- EXERCISE: Output the data exactly, with every line intact.
## begin
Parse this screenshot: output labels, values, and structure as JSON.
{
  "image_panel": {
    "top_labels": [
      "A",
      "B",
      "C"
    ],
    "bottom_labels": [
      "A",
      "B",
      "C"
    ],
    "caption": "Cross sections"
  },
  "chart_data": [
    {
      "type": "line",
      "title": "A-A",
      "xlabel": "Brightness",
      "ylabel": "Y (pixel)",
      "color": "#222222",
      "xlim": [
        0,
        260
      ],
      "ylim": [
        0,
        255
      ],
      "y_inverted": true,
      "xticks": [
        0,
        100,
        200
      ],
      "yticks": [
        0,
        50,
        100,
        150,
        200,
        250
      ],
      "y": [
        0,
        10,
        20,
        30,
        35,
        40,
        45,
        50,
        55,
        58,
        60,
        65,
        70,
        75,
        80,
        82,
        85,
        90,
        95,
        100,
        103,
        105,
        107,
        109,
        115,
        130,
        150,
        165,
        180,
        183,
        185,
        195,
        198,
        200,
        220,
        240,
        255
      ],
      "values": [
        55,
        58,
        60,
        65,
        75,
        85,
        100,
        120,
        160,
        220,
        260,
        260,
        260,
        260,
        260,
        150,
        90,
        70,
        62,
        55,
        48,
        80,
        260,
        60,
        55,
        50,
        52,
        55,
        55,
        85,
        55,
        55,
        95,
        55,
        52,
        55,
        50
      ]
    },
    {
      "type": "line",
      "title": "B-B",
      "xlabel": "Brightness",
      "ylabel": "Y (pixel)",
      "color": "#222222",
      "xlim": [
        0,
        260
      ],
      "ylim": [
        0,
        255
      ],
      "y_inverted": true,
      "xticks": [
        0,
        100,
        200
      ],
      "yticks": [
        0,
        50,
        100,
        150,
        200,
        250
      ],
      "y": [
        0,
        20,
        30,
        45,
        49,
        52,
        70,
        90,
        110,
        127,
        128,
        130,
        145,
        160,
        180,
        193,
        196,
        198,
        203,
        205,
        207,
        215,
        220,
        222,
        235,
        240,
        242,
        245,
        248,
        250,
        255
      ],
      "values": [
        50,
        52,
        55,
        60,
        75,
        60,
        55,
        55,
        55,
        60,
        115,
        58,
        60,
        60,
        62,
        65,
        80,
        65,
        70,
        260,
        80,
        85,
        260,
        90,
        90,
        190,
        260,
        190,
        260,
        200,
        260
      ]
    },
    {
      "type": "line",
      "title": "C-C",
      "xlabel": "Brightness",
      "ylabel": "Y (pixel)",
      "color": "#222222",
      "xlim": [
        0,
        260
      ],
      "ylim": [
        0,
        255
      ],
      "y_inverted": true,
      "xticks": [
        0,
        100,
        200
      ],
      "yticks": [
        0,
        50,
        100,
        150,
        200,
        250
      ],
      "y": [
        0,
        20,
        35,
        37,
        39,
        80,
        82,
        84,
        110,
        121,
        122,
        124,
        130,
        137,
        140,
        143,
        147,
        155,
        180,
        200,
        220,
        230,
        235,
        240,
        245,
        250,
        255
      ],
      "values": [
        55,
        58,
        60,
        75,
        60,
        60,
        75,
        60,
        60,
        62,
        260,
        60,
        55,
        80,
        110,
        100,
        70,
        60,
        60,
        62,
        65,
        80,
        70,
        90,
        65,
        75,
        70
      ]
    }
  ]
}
## end
- FINISHED TASK:
Parse this screenshot: output labels, values, and structure as JSON.
{
  "image_panel": {
    "top_labels": [
      "A",
      "B",
      "C"
    ],
    "bottom_labels": [
      "A",
      "B",
      "C"
    ],
    "caption": "Cross sections"
  },
  "chart_data": [
    {
      "type": "line",
      "title": "A-A",
      "xlabel": "Brightness",
      "ylabel": "Y (pixel)",
      "color": "#222222",
      "xlim": [
        0,
        260
      ],
      "ylim": [
        0,
        255
      ],
      "y_inverted": true,
      "xticks": [
        0,
        100,
        200
      ],
      "yticks": [
        0,
        50,
        100,
        150,
        200,
        250
      ],
      "y": [
        0,
        10,
        20,
        30,
        35,
        40,
        45,
        50,
        55,
        58,
        60,
        65,
        70,
        75,
        80,
        82,
        85,
        90,
        95,
        100,
        103,
        105,
        107,
        109,
        115,
        130,
        150,
        165,
        180,
        183,
        185,
        195,
        198,
        200,
        220,
        240,
        255
      ],
      "values": [
        55,
        58,
        60,
        65,
        75,
        85,
        100,
        120,
        160,
        220,
        260,
        260,
        260,
        260,
        260,
        150,
        90,
        70,
        62,
        55,
        48,
        80,
        260,
        60,
        55,
        50,
        52,
        55,
        55,
        85,
        55,
        55,
        95,
        55,
        52,
        55,
        50
      ]
    },
    {
      "type": "line",
      "title": "B-B",
      "xlabel": "Brightness",
      "ylabel": "Y (pixel)",
      "color": "#222222",
      "xlim": [
        0,
        260
      ],
      "ylim": [
        0,
        255
      ],
      "y_inverted": true,
      "xticks": [
        0,
        100,
        200
      ],
      "yticks": [
        0,
        50,
        100,
        150,
        200,
        250
      ],
      "y": [
        0,
        20,
        30,
        45,
        49,
        52,
        70,
        90,
        110,
        127,
        128,
        130,
        145,
        160,
        180,
        193,
        196,
        198,
        203,
        205,
        207,
        215,
        220,
        222,
        235,
        240,
        242,
        245,
        248,
        250,
        255
      ],
      "values": [
        50,
        52,
        55,
        60,
        75,
        60,
        55,
        55,
        55,
        60,
        115,
        58,
        60,
        60,
        62,
        65,
        80,
        65,
        70,
        260,
        80,
        85,
        260,
        90,
        90,
        190,
        260,
        190,
        260,
        200,
        260
      ]
    },
    {
      "type": "line",
      "title": "C-C",
      "xlabel": "Brightness",
      "ylabel": "Y (pixel)",
      "color": "#222222",
      "xlim": [
        0,
        260
      ],
      "ylim": [
        0,
        255
      ],
      "y_inverted": true,
      "xticks": [
        0,
        100,
        200
      ],
      "yticks": [
        0,
        50,
        100,
        150,
        200,
        250
      ],
      "y": [
        0,
        20,
        35,
        37,
        39,
        80,
        82,
        84,
        110,
        121,
        122,
        124,
        130,
        137,
        140,
        143,
        147,
        155,
        180,
        200,
        220,
        230,
        235,
        240,
        245,
        250,
        255
      ],
      "values": [
        55,
        58,
        60,
        75,
        60,
        60,
        75,
        60,
        60,
        62,
        260,
        60,
        55,
        80,
        110,
        100,
        70,
        60,
        60,
        62,
        65,
        80,
        70,
        90,
        65,
        75,
        70
      ]
    }
  ]
}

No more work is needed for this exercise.